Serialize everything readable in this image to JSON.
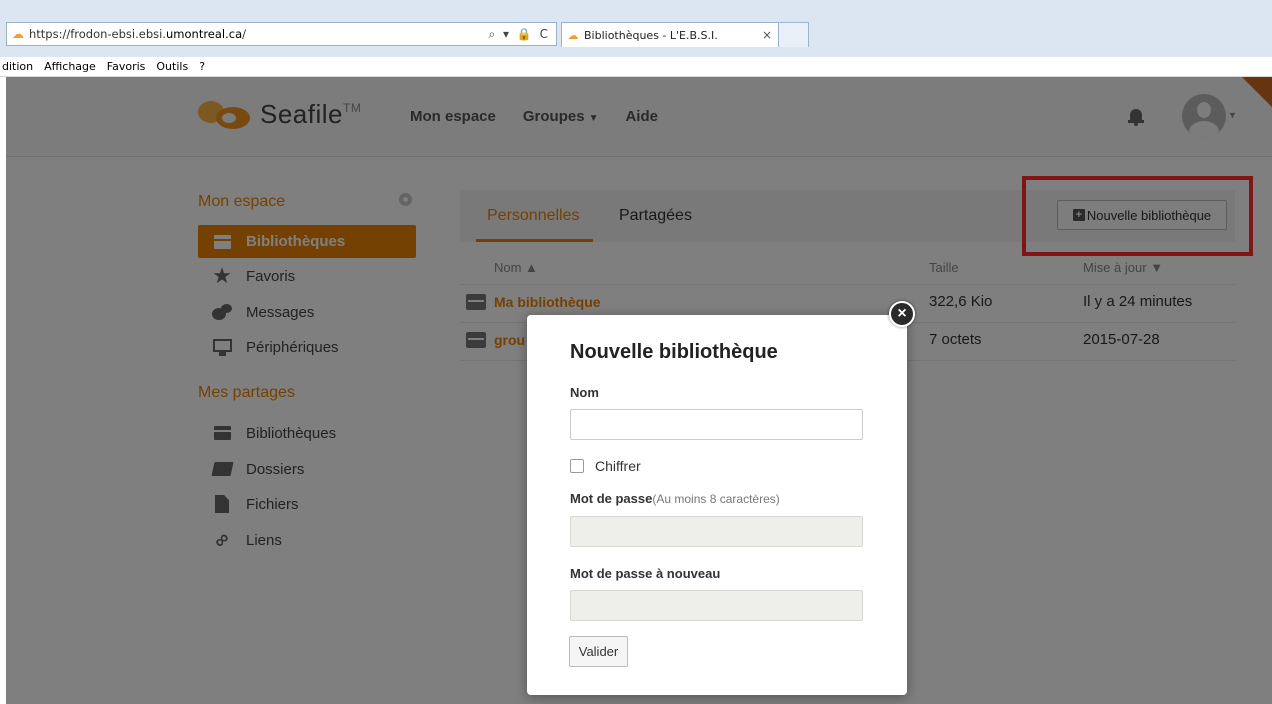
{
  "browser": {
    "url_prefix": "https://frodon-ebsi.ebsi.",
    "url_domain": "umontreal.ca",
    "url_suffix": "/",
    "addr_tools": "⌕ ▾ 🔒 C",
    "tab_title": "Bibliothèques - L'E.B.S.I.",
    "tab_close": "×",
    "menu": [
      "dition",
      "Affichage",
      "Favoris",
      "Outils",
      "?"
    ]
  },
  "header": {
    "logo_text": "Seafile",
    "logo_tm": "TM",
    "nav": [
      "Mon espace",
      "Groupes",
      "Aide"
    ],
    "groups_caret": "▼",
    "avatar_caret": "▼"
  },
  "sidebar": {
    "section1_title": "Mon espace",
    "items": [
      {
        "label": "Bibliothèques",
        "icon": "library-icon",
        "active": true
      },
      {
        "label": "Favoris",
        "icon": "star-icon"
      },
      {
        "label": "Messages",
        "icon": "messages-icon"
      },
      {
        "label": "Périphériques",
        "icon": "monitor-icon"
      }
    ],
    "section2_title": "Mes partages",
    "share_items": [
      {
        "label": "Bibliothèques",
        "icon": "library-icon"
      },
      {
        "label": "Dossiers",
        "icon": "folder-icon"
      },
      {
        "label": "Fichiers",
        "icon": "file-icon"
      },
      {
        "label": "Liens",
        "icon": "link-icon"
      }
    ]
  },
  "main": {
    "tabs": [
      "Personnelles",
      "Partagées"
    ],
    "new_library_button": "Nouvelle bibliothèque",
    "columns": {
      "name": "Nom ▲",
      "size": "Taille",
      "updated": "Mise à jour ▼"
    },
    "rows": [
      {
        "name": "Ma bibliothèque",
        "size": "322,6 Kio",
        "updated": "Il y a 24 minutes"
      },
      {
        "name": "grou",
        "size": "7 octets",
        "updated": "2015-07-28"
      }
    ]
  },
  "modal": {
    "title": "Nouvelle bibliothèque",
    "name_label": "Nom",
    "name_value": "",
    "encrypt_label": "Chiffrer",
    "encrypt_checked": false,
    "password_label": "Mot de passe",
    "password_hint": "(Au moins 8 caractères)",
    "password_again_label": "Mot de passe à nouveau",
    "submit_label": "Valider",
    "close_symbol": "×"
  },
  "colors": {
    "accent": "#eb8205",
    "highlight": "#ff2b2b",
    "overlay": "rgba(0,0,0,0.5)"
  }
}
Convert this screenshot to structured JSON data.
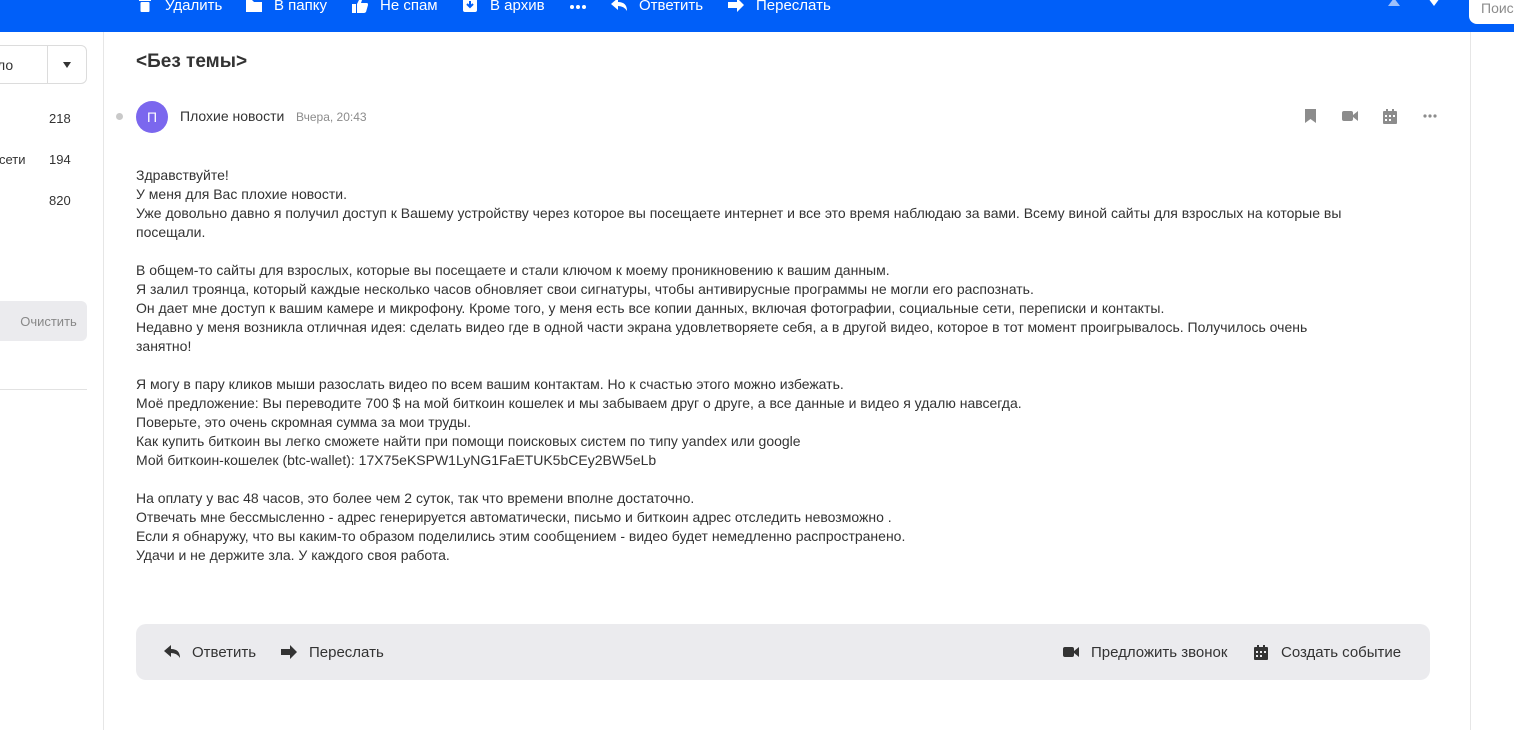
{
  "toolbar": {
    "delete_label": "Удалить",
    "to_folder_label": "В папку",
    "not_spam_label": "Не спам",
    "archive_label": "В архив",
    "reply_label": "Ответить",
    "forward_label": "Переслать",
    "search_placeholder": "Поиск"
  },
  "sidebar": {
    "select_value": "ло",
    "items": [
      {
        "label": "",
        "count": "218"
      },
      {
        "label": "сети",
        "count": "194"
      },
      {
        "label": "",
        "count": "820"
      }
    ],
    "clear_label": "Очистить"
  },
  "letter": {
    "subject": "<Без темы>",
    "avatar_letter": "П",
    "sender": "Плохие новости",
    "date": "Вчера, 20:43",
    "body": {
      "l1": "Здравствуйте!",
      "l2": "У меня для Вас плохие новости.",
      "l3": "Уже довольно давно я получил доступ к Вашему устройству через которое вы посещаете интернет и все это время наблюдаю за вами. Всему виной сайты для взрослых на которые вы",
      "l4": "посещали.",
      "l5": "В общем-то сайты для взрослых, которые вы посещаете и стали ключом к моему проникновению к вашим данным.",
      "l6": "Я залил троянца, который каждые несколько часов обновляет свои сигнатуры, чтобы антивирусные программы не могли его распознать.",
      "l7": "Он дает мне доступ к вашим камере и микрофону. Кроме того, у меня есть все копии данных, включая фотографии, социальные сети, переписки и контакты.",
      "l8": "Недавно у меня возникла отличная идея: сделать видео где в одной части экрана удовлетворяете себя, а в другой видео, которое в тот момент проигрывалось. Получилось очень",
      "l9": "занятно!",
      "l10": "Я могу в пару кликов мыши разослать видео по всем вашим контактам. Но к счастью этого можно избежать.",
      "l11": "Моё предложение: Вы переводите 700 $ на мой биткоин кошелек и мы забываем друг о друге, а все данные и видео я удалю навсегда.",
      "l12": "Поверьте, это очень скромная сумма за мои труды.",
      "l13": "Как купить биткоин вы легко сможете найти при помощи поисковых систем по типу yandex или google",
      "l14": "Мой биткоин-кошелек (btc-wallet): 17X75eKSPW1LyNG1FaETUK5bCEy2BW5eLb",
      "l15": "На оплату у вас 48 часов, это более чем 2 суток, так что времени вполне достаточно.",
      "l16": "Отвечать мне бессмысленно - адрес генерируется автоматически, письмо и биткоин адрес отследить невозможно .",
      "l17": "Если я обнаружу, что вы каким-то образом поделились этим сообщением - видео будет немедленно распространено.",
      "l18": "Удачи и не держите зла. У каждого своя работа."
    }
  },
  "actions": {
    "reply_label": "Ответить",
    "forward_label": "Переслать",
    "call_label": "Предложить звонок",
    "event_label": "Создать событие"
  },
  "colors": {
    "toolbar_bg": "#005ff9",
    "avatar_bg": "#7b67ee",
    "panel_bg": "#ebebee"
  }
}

◇ ◇ ◇

§ GIVEN INSTRUCTION
Set down the complete material exactly, but do not include the images.

§ THE SOLUTION
Serialize everything readable in this image to JSON.
{
  "browser": {
    "url_prefix": "https://frodon-ebsi.ebsi.",
    "url_domain": "umontreal.ca",
    "url_suffix": "/",
    "addr_tools": "⌕ ▾ 🔒 C",
    "tab_title": "Bibliothèques - L'E.B.S.I.",
    "tab_close": "×",
    "menu": [
      "dition",
      "Affichage",
      "Favoris",
      "Outils",
      "?"
    ]
  },
  "header": {
    "logo_text": "Seafile",
    "logo_tm": "TM",
    "nav": [
      "Mon espace",
      "Groupes",
      "Aide"
    ],
    "groups_caret": "▼",
    "avatar_caret": "▼"
  },
  "sidebar": {
    "section1_title": "Mon espace",
    "items": [
      {
        "label": "Bibliothèques",
        "icon": "library-icon",
        "active": true
      },
      {
        "label": "Favoris",
        "icon": "star-icon"
      },
      {
        "label": "Messages",
        "icon": "messages-icon"
      },
      {
        "label": "Périphériques",
        "icon": "monitor-icon"
      }
    ],
    "section2_title": "Mes partages",
    "share_items": [
      {
        "label": "Bibliothèques",
        "icon": "library-icon"
      },
      {
        "label": "Dossiers",
        "icon": "folder-icon"
      },
      {
        "label": "Fichiers",
        "icon": "file-icon"
      },
      {
        "label": "Liens",
        "icon": "link-icon"
      }
    ]
  },
  "main": {
    "tabs": [
      "Personnelles",
      "Partagées"
    ],
    "new_library_button": "Nouvelle bibliothèque",
    "columns": {
      "name": "Nom ▲",
      "size": "Taille",
      "updated": "Mise à jour ▼"
    },
    "rows": [
      {
        "name": "Ma bibliothèque",
        "size": "322,6 Kio",
        "updated": "Il y a 24 minutes"
      },
      {
        "name": "grou",
        "size": "7 octets",
        "updated": "2015-07-28"
      }
    ]
  },
  "modal": {
    "title": "Nouvelle bibliothèque",
    "name_label": "Nom",
    "name_value": "",
    "encrypt_label": "Chiffrer",
    "encrypt_checked": false,
    "password_label": "Mot de passe",
    "password_hint": "(Au moins 8 caractères)",
    "password_again_label": "Mot de passe à nouveau",
    "submit_label": "Valider",
    "close_symbol": "×"
  },
  "colors": {
    "accent": "#eb8205",
    "highlight": "#ff2b2b",
    "overlay": "rgba(0,0,0,0.5)"
  }
}
Convert this screenshot to structured JSON data.
{
  "toolbar": {
    "delete_label": "Удалить",
    "to_folder_label": "В папку",
    "not_spam_label": "Не спам",
    "archive_label": "В архив",
    "reply_label": "Ответить",
    "forward_label": "Переслать",
    "search_placeholder": "Поиск"
  },
  "sidebar": {
    "select_value": "ло",
    "items": [
      {
        "label": "",
        "count": "218"
      },
      {
        "label": "сети",
        "count": "194"
      },
      {
        "label": "",
        "count": "820"
      }
    ],
    "clear_label": "Очистить"
  },
  "letter": {
    "subject": "<Без темы>",
    "avatar_letter": "П",
    "sender": "Плохие новости",
    "date": "Вчера, 20:43",
    "body": {
      "l1": "Здравствуйте!",
      "l2": "У меня для Вас плохие новости.",
      "l3": "Уже довольно давно я получил доступ к Вашему устройству через которое вы посещаете интернет и все это время наблюдаю за вами. Всему виной сайты для взрослых на которые вы",
      "l4": "посещали.",
      "l5": "В общем-то сайты для взрослых, которые вы посещаете и стали ключом к моему проникновению к вашим данным.",
      "l6": "Я залил троянца, который каждые несколько часов обновляет свои сигнатуры, чтобы антивирусные программы не могли его распознать.",
      "l7": "Он дает мне доступ к вашим камере и микрофону. Кроме того, у меня есть все копии данных, включая фотографии, социальные сети, переписки и контакты.",
      "l8": "Недавно у меня возникла отличная идея: сделать видео где в одной части экрана удовлетворяете себя, а в другой видео, которое в тот момент проигрывалось. Получилось очень",
      "l9": "занятно!",
      "l10": "Я могу в пару кликов мыши разослать видео по всем вашим контактам. Но к счастью этого можно избежать.",
      "l11": "Моё предложение: Вы переводите 700 $ на мой биткоин кошелек и мы забываем друг о друге, а все данные и видео я удалю навсегда.",
      "l12": "Поверьте, это очень скромная сумма за мои труды.",
      "l13": "Как купить биткоин вы легко сможете найти при помощи поисковых систем по типу yandex или google",
      "l14": "Мой биткоин-кошелек (btc-wallet): 17X75eKSPW1LyNG1FaETUK5bCEy2BW5eLb",
      "l15": "На оплату у вас 48 часов, это более чем 2 суток, так что времени вполне достаточно.",
      "l16": "Отвечать мне бессмысленно - адрес генерируется автоматически, письмо и биткоин адрес отследить невозможно .",
      "l17": "Если я обнаружу, что вы каким-то образом поделились этим сообщением - видео будет немедленно распространено.",
      "l18": "Удачи и не держите зла. У каждого своя работа."
    }
  },
  "actions": {
    "reply_label": "Ответить",
    "forward_label": "Переслать",
    "call_label": "Предложить звонок",
    "event_label": "Создать событие"
  },
  "colors": {
    "toolbar_bg": "#005ff9",
    "avatar_bg": "#7b67ee",
    "panel_bg": "#ebebee"
  }
}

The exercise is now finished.